Stored data
-*-

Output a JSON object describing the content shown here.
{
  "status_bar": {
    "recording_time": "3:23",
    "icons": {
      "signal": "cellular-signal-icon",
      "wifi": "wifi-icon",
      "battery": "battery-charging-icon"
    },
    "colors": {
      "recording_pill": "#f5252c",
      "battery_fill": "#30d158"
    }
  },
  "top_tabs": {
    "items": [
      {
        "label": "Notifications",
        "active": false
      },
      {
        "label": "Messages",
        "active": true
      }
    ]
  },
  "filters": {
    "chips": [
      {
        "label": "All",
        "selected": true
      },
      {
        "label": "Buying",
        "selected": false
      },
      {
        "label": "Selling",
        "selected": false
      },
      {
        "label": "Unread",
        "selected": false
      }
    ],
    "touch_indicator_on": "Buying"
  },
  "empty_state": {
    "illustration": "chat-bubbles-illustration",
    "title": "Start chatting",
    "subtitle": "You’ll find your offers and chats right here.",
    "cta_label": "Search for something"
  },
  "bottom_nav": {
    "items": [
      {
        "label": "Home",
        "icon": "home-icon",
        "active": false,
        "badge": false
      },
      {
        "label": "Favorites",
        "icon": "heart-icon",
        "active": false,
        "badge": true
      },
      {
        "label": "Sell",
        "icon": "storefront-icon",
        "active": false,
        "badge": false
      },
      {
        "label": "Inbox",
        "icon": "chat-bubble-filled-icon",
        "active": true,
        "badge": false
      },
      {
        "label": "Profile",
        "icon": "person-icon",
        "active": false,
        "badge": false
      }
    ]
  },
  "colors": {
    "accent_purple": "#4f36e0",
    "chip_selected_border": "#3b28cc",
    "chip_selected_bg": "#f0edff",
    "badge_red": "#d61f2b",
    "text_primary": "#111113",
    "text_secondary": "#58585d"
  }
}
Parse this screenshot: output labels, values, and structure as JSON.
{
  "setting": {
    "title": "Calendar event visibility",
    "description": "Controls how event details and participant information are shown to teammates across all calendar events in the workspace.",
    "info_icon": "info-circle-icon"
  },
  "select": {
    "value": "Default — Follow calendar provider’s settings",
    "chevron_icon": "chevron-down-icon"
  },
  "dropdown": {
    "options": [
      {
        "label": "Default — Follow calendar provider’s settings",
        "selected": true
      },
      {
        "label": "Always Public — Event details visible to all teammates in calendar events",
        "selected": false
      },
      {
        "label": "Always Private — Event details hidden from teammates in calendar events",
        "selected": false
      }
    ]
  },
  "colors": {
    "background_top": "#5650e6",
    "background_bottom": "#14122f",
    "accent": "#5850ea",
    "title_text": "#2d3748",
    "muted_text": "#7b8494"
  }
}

-*-

> EXERCISE GOAL: Give again only the lines of the material above that run from the one with "Parse this screenshot: output" through the end, both included, exactly as they appear.

> RESULT FOR THIS EXERCISE:
Parse this screenshot: output labels, values, and structure as JSON.
{
  "setting": {
    "title": "Calendar event visibility",
    "description": "Controls how event details and participant information are shown to teammates across all calendar events in the workspace.",
    "info_icon": "info-circle-icon"
  },
  "select": {
    "value": "Default — Follow calendar provider’s settings",
    "chevron_icon": "chevron-down-icon"
  },
  "dropdown": {
    "options": [
      {
        "label": "Default — Follow calendar provider’s settings",
        "selected": true
      },
      {
        "label": "Always Public — Event details visible to all teammates in calendar events",
        "selected": false
      },
      {
        "label": "Always Private — Event details hidden from teammates in calendar events",
        "selected": false
      }
    ]
  },
  "colors": {
    "background_top": "#5650e6",
    "background_bottom": "#14122f",
    "accent": "#5850ea",
    "title_text": "#2d3748",
    "muted_text": "#7b8494"
  }
}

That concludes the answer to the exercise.